[Given instruction]:
From the entries that follow, gather each line holding the word "value".

[Data to process]:
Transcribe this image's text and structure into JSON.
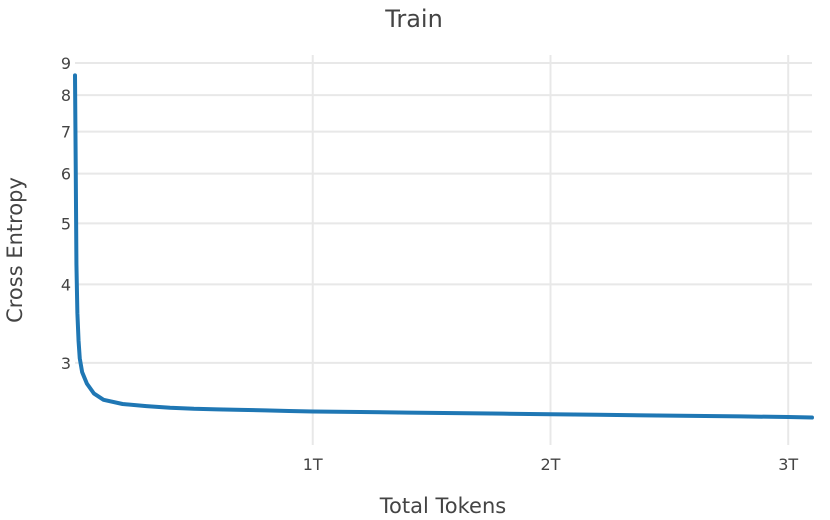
{
  "chart_data": {
    "type": "line",
    "title": "Train",
    "xlabel": "Total Tokens",
    "ylabel": "Cross Entropy",
    "yscale": "log",
    "grid": true,
    "legend": "none",
    "xlim": [
      0,
      3.1
    ],
    "ylim": [
      2.22,
      9.1
    ],
    "x_ticks": [
      {
        "value": 1,
        "label": "1T"
      },
      {
        "value": 2,
        "label": "2T"
      },
      {
        "value": 3,
        "label": "3T"
      }
    ],
    "y_ticks": [
      {
        "value": 3,
        "label": "3"
      },
      {
        "value": 4,
        "label": "4"
      },
      {
        "value": 5,
        "label": "5"
      },
      {
        "value": 6,
        "label": "6"
      },
      {
        "value": 7,
        "label": "7"
      },
      {
        "value": 8,
        "label": "8"
      },
      {
        "value": 9,
        "label": "9"
      }
    ],
    "series": [
      {
        "color": "#1f77b4",
        "x": [
          0.0,
          0.003,
          0.006,
          0.01,
          0.015,
          0.02,
          0.03,
          0.05,
          0.08,
          0.12,
          0.2,
          0.3,
          0.4,
          0.5,
          0.6,
          0.7,
          0.8,
          0.9,
          1.0,
          1.2,
          1.4,
          1.6,
          1.8,
          2.0,
          2.2,
          2.4,
          2.6,
          2.8,
          3.0,
          3.1
        ],
        "y": [
          8.6,
          6.2,
          4.3,
          3.6,
          3.25,
          3.05,
          2.9,
          2.78,
          2.68,
          2.62,
          2.58,
          2.56,
          2.545,
          2.535,
          2.53,
          2.525,
          2.52,
          2.515,
          2.51,
          2.505,
          2.5,
          2.495,
          2.49,
          2.485,
          2.48,
          2.475,
          2.47,
          2.465,
          2.46,
          2.455
        ]
      }
    ]
  }
}
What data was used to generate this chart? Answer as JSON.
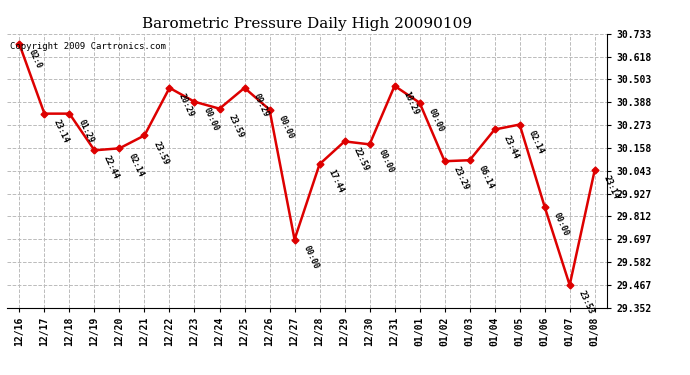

[Full output]:
        "value": 1,
        "value": 2,
        "value": 3,
        "value": 3,
        "value": 4,
        "value": 5,
        "value": 6,
        "value": 7,
        "value": 8,
        "value": 9,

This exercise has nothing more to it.